Document section:
▬▬▬

New AFP chief: Terror law to regulate social media
Army commander Lt. Gen. Gilbert Gapay
STAR/File
New AFP chief: Terror law to regulate social media
Michael Punongbayan (The Philippine Star) - August 4, 2020 - 12:00am

MANILA, Philippines — Newly installed Armed Forces of the Philippines (AFP) chief Lt. Gen. Gilbert Gapay wants to use the Anti-Terrorism Law and its implementing rules and regulations (IRR) to regulate social media.

During a virtual press briefing shortly after officially assuming as the AFP’s 54th chief of staff yesterday, Gapay said this would curb radicalism and radicalization of the youth.

“We’ll be providing some inputs on countering violent extremism and likewise, maybe regulating, even regulating social media because this is the platform now being used by terrorists to radicalize, to recruit and even plan terrorist acts,” Gapay, who was sitting beside Defense Secretary Delfin Lorenzana, told reporters.

To do this, he sees the need to include specific provisions in the IRR of Republic Act 11479 or the Anti-Terrorism Law. The AFP, he said, has a say in the crafting of the IRR because the military is at the forefront of combatting terrorism in the country.

▬▬▬

Data listing:
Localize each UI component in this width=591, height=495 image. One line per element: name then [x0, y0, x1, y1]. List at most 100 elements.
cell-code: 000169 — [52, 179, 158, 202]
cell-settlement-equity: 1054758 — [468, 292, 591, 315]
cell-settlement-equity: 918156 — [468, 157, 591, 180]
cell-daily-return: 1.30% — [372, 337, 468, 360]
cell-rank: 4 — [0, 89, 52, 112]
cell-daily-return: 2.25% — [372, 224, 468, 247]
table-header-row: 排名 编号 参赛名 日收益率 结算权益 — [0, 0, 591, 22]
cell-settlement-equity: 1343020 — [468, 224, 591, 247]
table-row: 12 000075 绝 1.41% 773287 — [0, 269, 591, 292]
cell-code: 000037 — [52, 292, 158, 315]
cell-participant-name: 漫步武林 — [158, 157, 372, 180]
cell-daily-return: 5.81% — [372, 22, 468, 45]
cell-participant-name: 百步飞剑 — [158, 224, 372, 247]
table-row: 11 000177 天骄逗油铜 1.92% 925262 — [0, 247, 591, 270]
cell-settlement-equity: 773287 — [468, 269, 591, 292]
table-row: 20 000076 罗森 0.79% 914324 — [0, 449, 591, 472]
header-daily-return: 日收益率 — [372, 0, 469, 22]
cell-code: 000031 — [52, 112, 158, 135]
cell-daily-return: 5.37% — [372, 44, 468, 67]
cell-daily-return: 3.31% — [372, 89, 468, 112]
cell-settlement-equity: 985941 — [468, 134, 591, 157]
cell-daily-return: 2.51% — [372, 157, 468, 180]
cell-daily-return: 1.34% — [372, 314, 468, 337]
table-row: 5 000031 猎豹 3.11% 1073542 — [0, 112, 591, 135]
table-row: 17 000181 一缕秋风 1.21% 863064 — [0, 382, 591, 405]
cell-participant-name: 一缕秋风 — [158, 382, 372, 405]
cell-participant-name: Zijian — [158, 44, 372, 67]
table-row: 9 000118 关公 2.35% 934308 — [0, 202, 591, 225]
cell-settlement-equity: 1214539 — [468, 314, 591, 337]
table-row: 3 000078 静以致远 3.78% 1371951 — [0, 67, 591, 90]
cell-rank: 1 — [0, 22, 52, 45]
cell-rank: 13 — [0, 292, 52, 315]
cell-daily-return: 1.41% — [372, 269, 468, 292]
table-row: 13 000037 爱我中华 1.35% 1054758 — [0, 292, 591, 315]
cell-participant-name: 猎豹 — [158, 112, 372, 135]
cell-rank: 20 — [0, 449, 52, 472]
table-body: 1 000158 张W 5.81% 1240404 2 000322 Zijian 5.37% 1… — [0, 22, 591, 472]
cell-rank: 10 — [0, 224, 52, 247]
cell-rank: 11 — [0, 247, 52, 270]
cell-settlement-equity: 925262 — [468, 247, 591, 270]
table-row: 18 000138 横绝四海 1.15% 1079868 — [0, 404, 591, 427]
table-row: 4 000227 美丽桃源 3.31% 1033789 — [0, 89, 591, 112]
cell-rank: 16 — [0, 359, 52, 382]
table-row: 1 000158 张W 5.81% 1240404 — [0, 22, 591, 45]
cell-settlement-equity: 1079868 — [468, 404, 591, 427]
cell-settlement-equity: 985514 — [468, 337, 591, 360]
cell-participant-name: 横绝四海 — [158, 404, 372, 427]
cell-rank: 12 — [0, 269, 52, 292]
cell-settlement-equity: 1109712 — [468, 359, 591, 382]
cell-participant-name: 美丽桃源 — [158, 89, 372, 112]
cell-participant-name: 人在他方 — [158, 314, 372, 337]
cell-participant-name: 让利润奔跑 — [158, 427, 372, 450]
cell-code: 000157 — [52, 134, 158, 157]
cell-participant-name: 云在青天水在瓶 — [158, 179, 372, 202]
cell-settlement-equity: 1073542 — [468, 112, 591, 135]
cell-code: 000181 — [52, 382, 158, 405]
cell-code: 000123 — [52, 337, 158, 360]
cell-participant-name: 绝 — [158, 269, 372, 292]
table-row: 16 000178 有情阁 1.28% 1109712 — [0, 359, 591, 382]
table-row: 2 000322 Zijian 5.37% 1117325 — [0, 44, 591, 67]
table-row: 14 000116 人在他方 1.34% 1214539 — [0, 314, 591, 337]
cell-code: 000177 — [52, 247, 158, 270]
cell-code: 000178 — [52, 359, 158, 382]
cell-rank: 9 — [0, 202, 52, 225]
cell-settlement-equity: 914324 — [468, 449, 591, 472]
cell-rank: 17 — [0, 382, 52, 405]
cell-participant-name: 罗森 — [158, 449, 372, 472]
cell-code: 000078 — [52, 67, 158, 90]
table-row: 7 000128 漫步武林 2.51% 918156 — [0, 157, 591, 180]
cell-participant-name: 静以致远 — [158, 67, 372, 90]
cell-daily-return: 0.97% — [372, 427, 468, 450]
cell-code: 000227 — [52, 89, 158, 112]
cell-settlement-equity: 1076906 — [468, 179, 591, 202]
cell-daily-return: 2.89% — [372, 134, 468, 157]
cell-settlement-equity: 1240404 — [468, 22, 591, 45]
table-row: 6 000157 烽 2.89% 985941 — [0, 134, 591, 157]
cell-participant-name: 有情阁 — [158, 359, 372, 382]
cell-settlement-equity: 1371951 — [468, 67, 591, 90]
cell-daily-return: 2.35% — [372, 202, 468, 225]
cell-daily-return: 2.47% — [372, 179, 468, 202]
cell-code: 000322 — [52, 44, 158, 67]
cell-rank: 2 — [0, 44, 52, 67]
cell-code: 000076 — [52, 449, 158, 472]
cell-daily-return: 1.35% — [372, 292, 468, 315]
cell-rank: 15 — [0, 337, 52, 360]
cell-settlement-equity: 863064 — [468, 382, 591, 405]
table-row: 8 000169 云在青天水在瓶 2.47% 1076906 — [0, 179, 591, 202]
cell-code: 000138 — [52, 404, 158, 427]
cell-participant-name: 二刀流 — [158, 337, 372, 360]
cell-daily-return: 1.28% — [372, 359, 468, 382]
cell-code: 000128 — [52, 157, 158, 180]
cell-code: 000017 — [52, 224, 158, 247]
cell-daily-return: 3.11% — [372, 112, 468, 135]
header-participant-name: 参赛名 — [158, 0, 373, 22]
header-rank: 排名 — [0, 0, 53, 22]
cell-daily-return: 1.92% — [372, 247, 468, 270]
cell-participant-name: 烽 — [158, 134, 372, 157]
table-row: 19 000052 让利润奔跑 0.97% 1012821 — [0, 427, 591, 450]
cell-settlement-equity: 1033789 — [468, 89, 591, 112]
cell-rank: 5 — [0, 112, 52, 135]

▬▬▬

What this exercise asks:
1/ In the article on the new AFP chief, why does Gapay say the AFP has a say in crafting the Anti-Terrorism Law's implementing rules? Answer in one to three sentences.
2/ Continue the article about the new AFP chief and social media regulation from its last paragraph.

Your responses:
1/ Gapay says the AFP has a say in crafting the implementing rules because the military is at the forefront of combatting terrorism in the country.

2/
“(That) is why it will have some recommendations on how the law may be implemented,” Gapay explained.

Apart from regulating social media, he said the military would suggest mechanisms to be created at the “sub-national, regional and the grassroots level to really address this threat of terrorism in our country.” His proposed recommendations include possible provisions in the IRR on enhancing intelligence sharing “not only domestically but with our foreign counterparts.”

“Because this is a global threat that we need to address. That’s why intelligence fusion, intelligence sharing is very vital,” Gapay stressed.

He also suggested the inclusion of provisions on strengthening maritime security, noting that some foreign terrorists slipped into the country through its porous backdoor.

Gapay said even materials used to make improvised explosive devices (IEDs), including agricultural products, should be regulated by the Anti-Terrorism Law’s IRR.

“We will capitalize on this very good anti-terror law. It is comprehensive, it is pro-active and it is geared to prevent the occurrence of terroristic acts. So, we should be able to stop it even if it’s just at planning stage,” he added partly in Filipino.

Lorenzana said the anti-terrorism council had its first meeting last week as the Department of Justice is preparing the IRR.

“I believe all of us will be provided a draft of the IRR, look at it, so that we can place our input there. It’s still a work in progress. We have 90 days since the signing of the law to come up with the IRR. So, we still have the time to carefully study what we will do with the IRR,” Lorenzana explained.